━━━━━ Records for processing

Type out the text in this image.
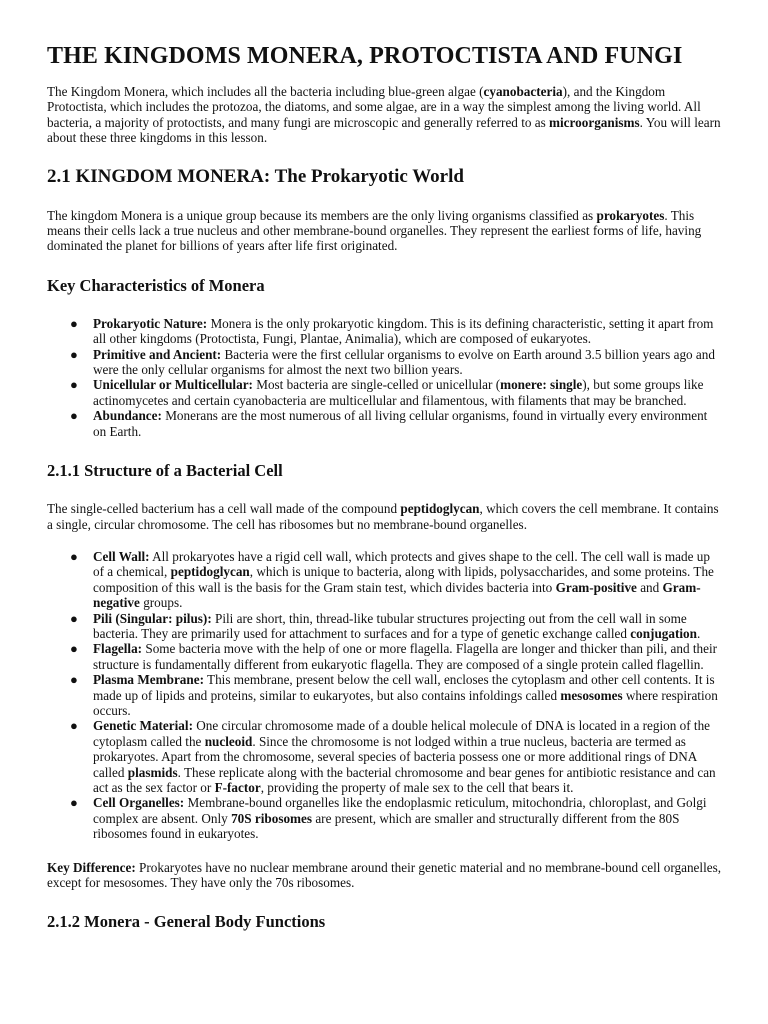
THE KINGDOMS MONERA, PROTOCTISTA AND FUNGI

The Kingdom Monera, which includes all the bacteria including blue-green algae (cyanobacteria), and the Kingdom Protoctista, which includes the protozoa, the diatoms, and some algae, are in a way the simplest among the living world. All bacteria, a majority of protoctists, and many fungi are microscopic and generally referred to as microorganisms. You will learn about these three kingdoms in this lesson.

2.1 KINGDOM MONERA: The Prokaryotic World

The kingdom Monera is a unique group because its members are the only living organisms classified as prokaryotes. This means their cells lack a true nucleus and other membrane-bound organelles. They represent the earliest forms of life, having dominated the planet for billions of years after life first originated.

Key Characteristics of Monera
● Prokaryotic Nature: Monera is the only prokaryotic kingdom. This is its defining characteristic, setting it apart from all other kingdoms (Protoctista, Fungi, Plantae, Animalia), which are composed of eukaryotes.
● Primitive and Ancient: Bacteria were the first cellular organisms to evolve on Earth around 3.5 billion years ago and were the only cellular organisms for almost the next two billion years.
● Unicellular or Multicellular: Most bacteria are single-celled or unicellular (monere: single), but some groups like actinomycetes and certain cyanobacteria are multicellular and filamentous, with filaments that may be branched.
● Abundance: Monerans are the most numerous of all living cellular organisms, found in virtually every environment on Earth.
2.1.1 Structure of a Bacterial Cell

The single-celled bacterium has a cell wall made of the compound peptidoglycan, which covers the cell membrane. It contains a single, circular chromosome. The cell has ribosomes but no membrane-bound organelles.

● Cell Wall: All prokaryotes have a rigid cell wall, which protects and gives shape to the cell. The cell wall is made up of a chemical, peptidoglycan, which is unique to bacteria, along with lipids, polysaccharides, and some proteins. The composition of this wall is the basis for the Gram stain test, which divides bacteria into Gram-positive and Gram-negative groups.
● Pili (Singular: pilus): Pili are short, thin, thread-like tubular structures projecting out from the cell wall in some bacteria. They are primarily used for attachment to surfaces and for a type of genetic exchange called conjugation.
● Flagella: Some bacteria move with the help of one or more flagella. Flagella are longer and thicker than pili, and their structure is fundamentally different from eukaryotic flagella. They are composed of a single protein called flagellin.
● Plasma Membrane: This membrane, present below the cell wall, encloses the cytoplasm and other cell contents. It is made up of lipids and proteins, similar to eukaryotes, but also contains infoldings called mesosomes where respiration occurs.
● Genetic Material: One circular chromosome made of a double helical molecule of DNA is located in a region of the cytoplasm called the nucleoid. Since the chromosome is not lodged within a true nucleus, bacteria are termed as prokaryotes. Apart from the chromosome, several species of bacteria possess one or more additional rings of DNA called plasmids. These replicate along with the bacterial chromosome and bear genes for antibiotic resistance and can act as the sex factor or F-factor, providing the property of male sex to the cell that bears it.
● Cell Organelles: Membrane-bound organelles like the endoplasmic reticulum, mitochondria, chloroplast, and Golgi complex are absent. Only 70S ribosomes are present, which are smaller and structurally different from the 80S ribosomes found in eukaryotes.

Key Difference: Prokaryotes have no nuclear membrane around their genetic material and no membrane-bound cell organelles, except for mesosomes. They have only the 70s ribosomes.

2.1.2 Monera - General Body Functions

━━━━━━━━━━

### Your objective
Search the entries for "around" and show every line that has it.

### Exercise response
● Primitive and Ancient: Bacteria were the first cellular organisms to evolve on Earth around 3.5 billion years ago and were the only cellular organisms for almost the next two billion years.
Key Difference: Prokaryotes have no nuclear membrane around their genetic material and no membrane-bound cell organelles, except for mesosomes. They have only the 70s ribosomes.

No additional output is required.